Transcribe the full listing below exactly.
>> start DATA RECORDS
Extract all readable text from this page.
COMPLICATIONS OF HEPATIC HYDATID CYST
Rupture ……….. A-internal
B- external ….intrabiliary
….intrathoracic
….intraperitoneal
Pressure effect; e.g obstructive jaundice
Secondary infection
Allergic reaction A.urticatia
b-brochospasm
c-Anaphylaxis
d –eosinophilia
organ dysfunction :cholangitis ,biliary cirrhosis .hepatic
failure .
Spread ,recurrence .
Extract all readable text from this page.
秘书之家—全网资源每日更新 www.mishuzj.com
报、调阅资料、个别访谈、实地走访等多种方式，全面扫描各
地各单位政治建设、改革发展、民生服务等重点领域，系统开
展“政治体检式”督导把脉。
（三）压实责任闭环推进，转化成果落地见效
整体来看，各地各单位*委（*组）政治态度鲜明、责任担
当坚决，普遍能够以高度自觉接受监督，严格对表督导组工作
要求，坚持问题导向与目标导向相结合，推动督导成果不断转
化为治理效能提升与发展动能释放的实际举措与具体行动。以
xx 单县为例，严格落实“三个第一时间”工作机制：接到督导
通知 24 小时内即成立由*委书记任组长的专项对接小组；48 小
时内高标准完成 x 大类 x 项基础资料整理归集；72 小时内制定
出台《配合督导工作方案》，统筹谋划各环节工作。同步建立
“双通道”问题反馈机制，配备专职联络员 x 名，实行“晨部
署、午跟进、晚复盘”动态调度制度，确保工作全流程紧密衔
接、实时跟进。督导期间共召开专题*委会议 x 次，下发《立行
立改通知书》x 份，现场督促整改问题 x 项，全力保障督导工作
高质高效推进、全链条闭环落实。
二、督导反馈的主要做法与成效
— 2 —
>> end DATA RECORDS
### SOLUTION FOR THIS TASK:
Extract all readable text from this page.
COMPLICATIONS OF HEPATIC HYDATID CYST
Rupture ……….. A-internal
B- external ….intrabiliary
….intrathoracic
….intraperitoneal
Pressure effect; e.g obstructive jaundice
Secondary infection
Allergic reaction A.urticatia
b-brochospasm
c-Anaphylaxis
d –eosinophilia
organ dysfunction :cholangitis ,biliary cirrhosis .hepatic
failure .
Spread ,recurrence .
Extract all readable text from this page.
秘书之家—全网资源每日更新 www.mishuzj.com
报、调阅资料、个别访谈、实地走访等多种方式，全面扫描各
地各单位政治建设、改革发展、民生服务等重点领域，系统开
展“政治体检式”督导把脉。
（三）压实责任闭环推进，转化成果落地见效
整体来看，各地各单位*委（*组）政治态度鲜明、责任担
当坚决，普遍能够以高度自觉接受监督，严格对表督导组工作
要求，坚持问题导向与目标导向相结合，推动督导成果不断转
化为治理效能提升与发展动能释放的实际举措与具体行动。以
xx 单县为例，严格落实“三个第一时间”工作机制：接到督导
通知 24 小时内即成立由*委书记任组长的专项对接小组；48 小
时内高标准完成 x 大类 x 项基础资料整理归集；72 小时内制定
出台《配合督导工作方案》，统筹谋划各环节工作。同步建立
“双通道”问题反馈机制，配备专职联络员 x 名，实行“晨部
署、午跟进、晚复盘”动态调度制度，确保工作全流程紧密衔
接、实时跟进。督导期间共召开专题*委会议 x 次，下发《立行
立改通知书》x 份，现场督促整改问题 x 项，全力保障督导工作
高质高效推进、全链条闭环落实。
二、督导反馈的主要做法与成效
— 2 —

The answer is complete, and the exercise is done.